◆ Problem details
Take the lines from the one with "Parse this screenshot: output" to the end of the listing, both ends included, and quote them exactly, leaving pictures out.

◆ Rows

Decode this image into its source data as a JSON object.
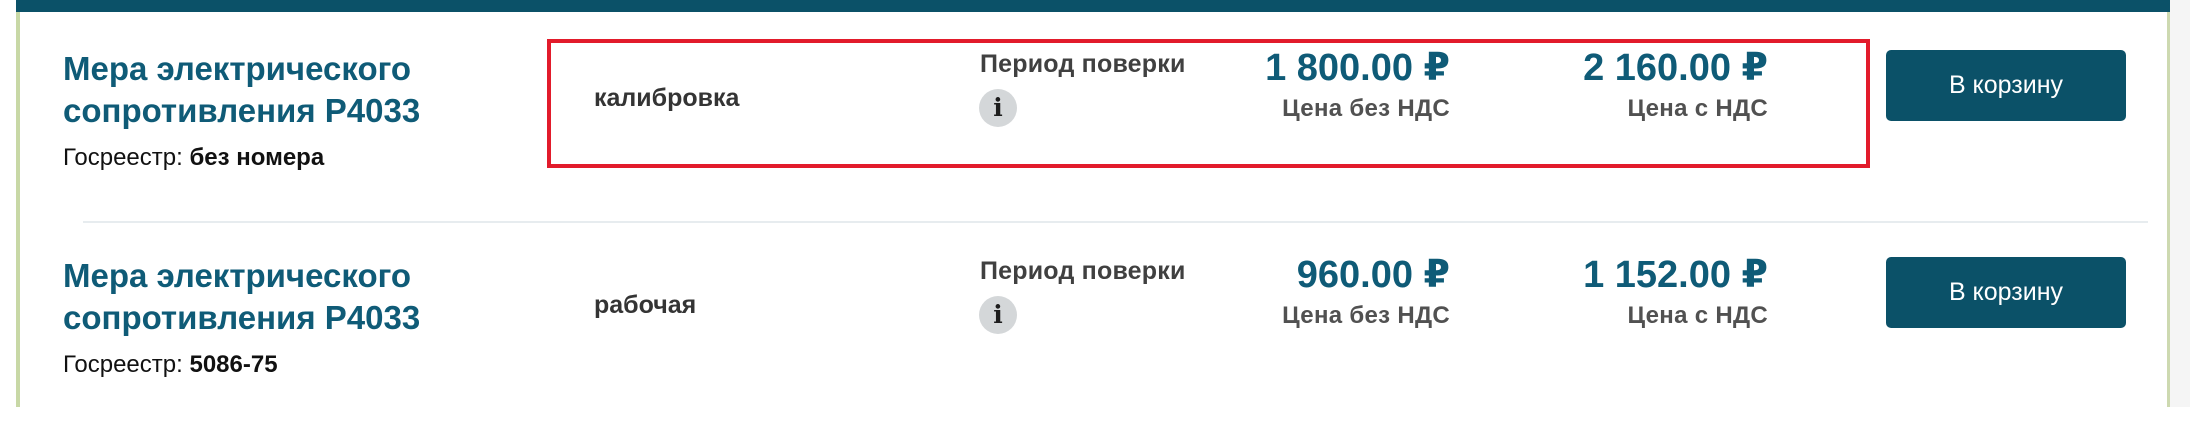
{
  "products": [
    {
      "title": "Мера электрического сопротивления Р4033",
      "registry_label": "Госреестр:",
      "registry_value": "без номера",
      "service_type": "калибровка",
      "period_label": "Период поверки",
      "price_no_vat": "1 800.00 ₽",
      "price_no_vat_caption": "Цена без НДС",
      "price_vat": "2 160.00 ₽",
      "price_vat_caption": "Цена с НДС",
      "cart_label": "В корзину",
      "highlighted": true
    },
    {
      "title": "Мера электрического сопротивления Р4033",
      "registry_label": "Госреестр:",
      "registry_value": "5086-75",
      "service_type": "рабочая",
      "period_label": "Период поверки",
      "price_no_vat": "960.00 ₽",
      "price_no_vat_caption": "Цена без НДС",
      "price_vat": "1 152.00 ₽",
      "price_vat_caption": "Цена с НДС",
      "cart_label": "В корзину",
      "highlighted": false
    }
  ],
  "icons": {
    "info": "i"
  },
  "colors": {
    "accent": "#0b5168",
    "title": "#0f5b77",
    "highlight": "#e21b2b",
    "rail": "#c8d8a6"
  }
}
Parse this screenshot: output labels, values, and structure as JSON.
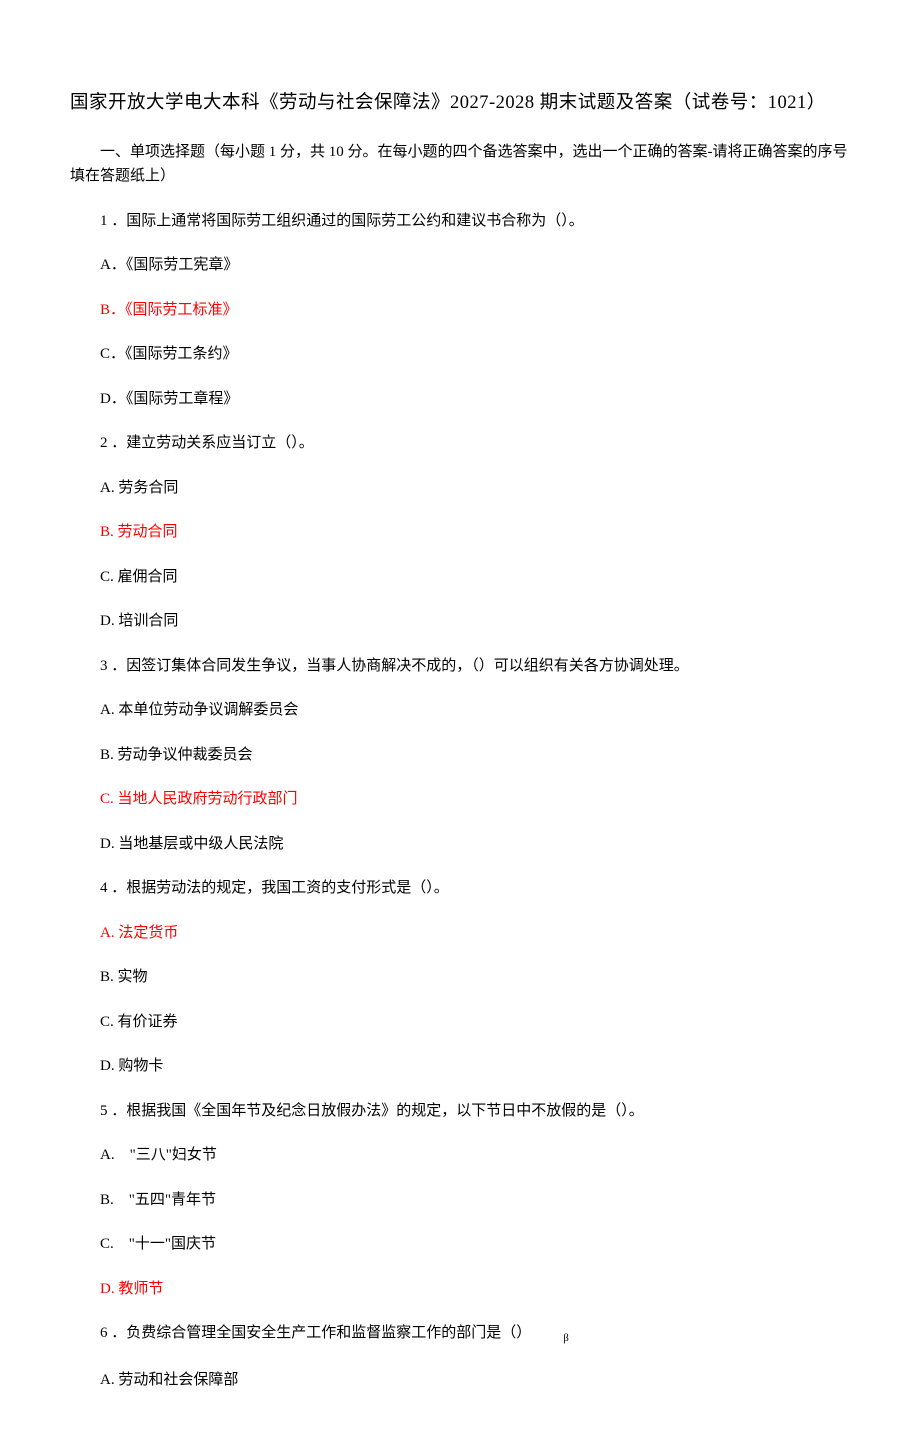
{
  "title": "国家开放大学电大本科《劳动与社会保障法》2027-2028 期末试题及答案（试卷号：1021）",
  "section1_heading": "一、单项选择题（每小题 1 分，共 10 分。在每小题的四个备选答案中，选出一个正确的答案-请将正确答案的序号填在答题纸上）",
  "q1": {
    "stem": "1 ．国际上通常将国际劳工组织通过的国际劳工公约和建议书合称为（）。",
    "a": "A．《国际劳工宪章》",
    "b": "B．《国际劳工标准》",
    "c": "C．《国际劳工条约》",
    "d": "D．《国际劳工章程》"
  },
  "q2": {
    "stem": "2 ．建立劳动关系应当订立（）。",
    "a": "A. 劳务合同",
    "b": "B. 劳动合同",
    "c": "C. 雇佣合同",
    "d": "D. 培训合同"
  },
  "q3": {
    "stem": "3 ．因签订集体合同发生争议，当事人协商解决不成的，（）可以组织有关各方协调处理。",
    "a": "A. 本单位劳动争议调解委员会",
    "b": "B. 劳动争议仲裁委员会",
    "c": "C. 当地人民政府劳动行政部门",
    "d": "D. 当地基层或中级人民法院"
  },
  "q4": {
    "stem": "4 ．根据劳动法的规定，我国工资的支付形式是（）。",
    "a": "A. 法定货币",
    "b": "B. 实物",
    "c": "C. 有价证券",
    "d": "D. 购物卡"
  },
  "q5": {
    "stem": "5 ．根据我国《全国年节及纪念日放假办法》的规定，以下节日中不放假的是（）。",
    "a": "A.　\"三八\"妇女节",
    "b": "B.　\"五四\"青年节",
    "c": "C.　\"十一\"国庆节",
    "d": "D. 教师节"
  },
  "q6": {
    "stem_prefix": "6 ．负费综合管理全国安全生产工作和监督监察工作的部门是（）",
    "stem_sub": "β",
    "a": "A. 劳动和社会保障部"
  }
}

◆ Reply
Parse this screenshot: output labels, values, and structure as JSON.
{
  "title": "国家开放大学电大本科《劳动与社会保障法》2027-2028 期末试题及答案（试卷号：1021）",
  "section1_heading": "一、单项选择题（每小题 1 分，共 10 分。在每小题的四个备选答案中，选出一个正确的答案-请将正确答案的序号填在答题纸上）",
  "q1": {
    "stem": "1 ．国际上通常将国际劳工组织通过的国际劳工公约和建议书合称为（）。",
    "a": "A．《国际劳工宪章》",
    "b": "B．《国际劳工标准》",
    "c": "C．《国际劳工条约》",
    "d": "D．《国际劳工章程》"
  },
  "q2": {
    "stem": "2 ．建立劳动关系应当订立（）。",
    "a": "A. 劳务合同",
    "b": "B. 劳动合同",
    "c": "C. 雇佣合同",
    "d": "D. 培训合同"
  },
  "q3": {
    "stem": "3 ．因签订集体合同发生争议，当事人协商解决不成的，（）可以组织有关各方协调处理。",
    "a": "A. 本单位劳动争议调解委员会",
    "b": "B. 劳动争议仲裁委员会",
    "c": "C. 当地人民政府劳动行政部门",
    "d": "D. 当地基层或中级人民法院"
  },
  "q4": {
    "stem": "4 ．根据劳动法的规定，我国工资的支付形式是（）。",
    "a": "A. 法定货币",
    "b": "B. 实物",
    "c": "C. 有价证券",
    "d": "D. 购物卡"
  },
  "q5": {
    "stem": "5 ．根据我国《全国年节及纪念日放假办法》的规定，以下节日中不放假的是（）。",
    "a": "A.　\"三八\"妇女节",
    "b": "B.　\"五四\"青年节",
    "c": "C.　\"十一\"国庆节",
    "d": "D. 教师节"
  },
  "q6": {
    "stem_prefix": "6 ．负费综合管理全国安全生产工作和监督监察工作的部门是（）",
    "stem_sub": "β",
    "a": "A. 劳动和社会保障部"
  }
}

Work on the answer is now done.